## start Data provided
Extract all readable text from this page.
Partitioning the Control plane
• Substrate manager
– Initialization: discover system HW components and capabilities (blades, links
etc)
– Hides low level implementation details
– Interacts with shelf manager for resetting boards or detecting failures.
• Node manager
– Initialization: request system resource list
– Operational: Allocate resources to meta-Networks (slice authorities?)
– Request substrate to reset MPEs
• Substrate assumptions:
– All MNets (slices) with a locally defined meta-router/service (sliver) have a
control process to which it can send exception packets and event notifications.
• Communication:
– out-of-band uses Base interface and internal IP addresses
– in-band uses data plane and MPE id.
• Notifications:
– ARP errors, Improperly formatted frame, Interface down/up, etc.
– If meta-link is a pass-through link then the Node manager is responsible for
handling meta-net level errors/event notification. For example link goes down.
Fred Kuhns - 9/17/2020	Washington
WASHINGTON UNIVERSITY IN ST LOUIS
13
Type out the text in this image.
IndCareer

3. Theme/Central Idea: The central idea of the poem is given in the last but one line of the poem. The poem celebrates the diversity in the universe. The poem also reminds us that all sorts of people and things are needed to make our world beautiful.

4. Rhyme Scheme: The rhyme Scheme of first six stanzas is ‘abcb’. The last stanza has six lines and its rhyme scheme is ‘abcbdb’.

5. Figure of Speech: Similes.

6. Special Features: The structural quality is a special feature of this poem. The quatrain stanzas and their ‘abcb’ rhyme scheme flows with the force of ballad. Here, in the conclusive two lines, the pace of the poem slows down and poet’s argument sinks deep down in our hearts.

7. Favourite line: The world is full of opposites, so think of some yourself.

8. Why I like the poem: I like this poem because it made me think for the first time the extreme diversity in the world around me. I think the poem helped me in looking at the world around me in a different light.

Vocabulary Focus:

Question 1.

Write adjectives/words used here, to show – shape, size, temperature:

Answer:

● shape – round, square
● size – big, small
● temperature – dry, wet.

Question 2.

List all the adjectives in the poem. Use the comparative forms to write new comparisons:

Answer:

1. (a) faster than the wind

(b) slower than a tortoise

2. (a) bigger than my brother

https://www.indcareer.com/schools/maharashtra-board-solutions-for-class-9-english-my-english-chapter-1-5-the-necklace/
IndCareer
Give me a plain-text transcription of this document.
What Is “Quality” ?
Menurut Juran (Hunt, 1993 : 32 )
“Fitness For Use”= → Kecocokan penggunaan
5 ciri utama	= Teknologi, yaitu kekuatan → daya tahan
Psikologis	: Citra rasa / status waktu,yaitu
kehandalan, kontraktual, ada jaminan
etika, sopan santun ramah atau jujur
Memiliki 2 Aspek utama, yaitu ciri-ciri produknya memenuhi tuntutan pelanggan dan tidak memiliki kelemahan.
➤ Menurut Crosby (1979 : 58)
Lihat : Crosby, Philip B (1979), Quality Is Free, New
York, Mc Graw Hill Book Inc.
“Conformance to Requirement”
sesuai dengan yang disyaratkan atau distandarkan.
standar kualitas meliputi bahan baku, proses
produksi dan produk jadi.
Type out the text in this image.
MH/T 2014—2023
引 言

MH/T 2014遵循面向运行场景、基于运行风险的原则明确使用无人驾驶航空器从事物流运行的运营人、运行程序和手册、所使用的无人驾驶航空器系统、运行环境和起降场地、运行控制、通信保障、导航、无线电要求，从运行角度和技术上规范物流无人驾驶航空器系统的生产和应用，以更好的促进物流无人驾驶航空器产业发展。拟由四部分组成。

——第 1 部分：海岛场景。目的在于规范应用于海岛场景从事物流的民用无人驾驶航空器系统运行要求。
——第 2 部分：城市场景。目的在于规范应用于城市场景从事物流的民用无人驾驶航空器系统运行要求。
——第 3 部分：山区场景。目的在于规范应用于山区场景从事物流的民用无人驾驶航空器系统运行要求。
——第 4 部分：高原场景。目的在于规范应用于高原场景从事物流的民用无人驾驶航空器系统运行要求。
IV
## end Data provided
* [Challenge] Output every record above exactly as it appears.

* [Response for this exercise]
Extract all readable text from this page.
Partitioning the Control plane
• Substrate manager
– Initialization: discover system HW components and capabilities (blades, links
etc)
– Hides low level implementation details
– Interacts with shelf manager for resetting boards or detecting failures.
• Node manager
– Initialization: request system resource list
– Operational: Allocate resources to meta-Networks (slice authorities?)
– Request substrate to reset MPEs
• Substrate assumptions:
– All MNets (slices) with a locally defined meta-router/service (sliver) have a
control process to which it can send exception packets and event notifications.
• Communication:
– out-of-band uses Base interface and internal IP addresses
– in-band uses data plane and MPE id.
• Notifications:
– ARP errors, Improperly formatted frame, Interface down/up, etc.
– If meta-link is a pass-through link then the Node manager is responsible for
handling meta-net level errors/event notification. For example link goes down.
Fred Kuhns - 9/17/2020	Washington
WASHINGTON UNIVERSITY IN ST LOUIS
13
Type out the text in this image.
IndCareer

3. Theme/Central Idea: The central idea of the poem is given in the last but one line of the poem. The poem celebrates the diversity in the universe. The poem also reminds us that all sorts of people and things are needed to make our world beautiful.

4. Rhyme Scheme: The rhyme Scheme of first six stanzas is ‘abcb’. The last stanza has six lines and its rhyme scheme is ‘abcbdb’.

5. Figure of Speech: Similes.

6. Special Features: The structural quality is a special feature of this poem. The quatrain stanzas and their ‘abcb’ rhyme scheme flows with the force of ballad. Here, in the conclusive two lines, the pace of the poem slows down and poet’s argument sinks deep down in our hearts.

7. Favourite line: The world is full of opposites, so think of some yourself.

8. Why I like the poem: I like this poem because it made me think for the first time the extreme diversity in the world around me. I think the poem helped me in looking at the world around me in a different light.

Vocabulary Focus:

Question 1.

Write adjectives/words used here, to show – shape, size, temperature:

Answer:

● shape – round, square
● size – big, small
● temperature – dry, wet.

Question 2.

List all the adjectives in the poem. Use the comparative forms to write new comparisons:

Answer:

1. (a) faster than the wind

(b) slower than a tortoise

2. (a) bigger than my brother

https://www.indcareer.com/schools/maharashtra-board-solutions-for-class-9-english-my-english-chapter-1-5-the-necklace/
IndCareer
Give me a plain-text transcription of this document.
What Is “Quality” ?
Menurut Juran (Hunt, 1993 : 32 )
“Fitness For Use”= → Kecocokan penggunaan
5 ciri utama	= Teknologi, yaitu kekuatan → daya tahan
Psikologis	: Citra rasa / status waktu,yaitu
kehandalan, kontraktual, ada jaminan
etika, sopan santun ramah atau jujur
Memiliki 2 Aspek utama, yaitu ciri-ciri produknya memenuhi tuntutan pelanggan dan tidak memiliki kelemahan.
➤ Menurut Crosby (1979 : 58)
Lihat : Crosby, Philip B (1979), Quality Is Free, New
York, Mc Graw Hill Book Inc.
“Conformance to Requirement”
sesuai dengan yang disyaratkan atau distandarkan.
standar kualitas meliputi bahan baku, proses
produksi dan produk jadi.
Type out the text in this image.
MH/T 2014—2023
引 言

MH/T 2014遵循面向运行场景、基于运行风险的原则明确使用无人驾驶航空器从事物流运行的运营人、运行程序和手册、所使用的无人驾驶航空器系统、运行环境和起降场地、运行控制、通信保障、导航、无线电要求，从运行角度和技术上规范物流无人驾驶航空器系统的生产和应用，以更好的促进物流无人驾驶航空器产业发展。拟由四部分组成。

——第 1 部分：海岛场景。目的在于规范应用于海岛场景从事物流的民用无人驾驶航空器系统运行要求。
——第 2 部分：城市场景。目的在于规范应用于城市场景从事物流的民用无人驾驶航空器系统运行要求。
——第 3 部分：山区场景。目的在于规范应用于山区场景从事物流的民用无人驾驶航空器系统运行要求。
——第 4 部分：高原场景。目的在于规范应用于高原场景从事物流的民用无人驾驶航空器系统运行要求。
IV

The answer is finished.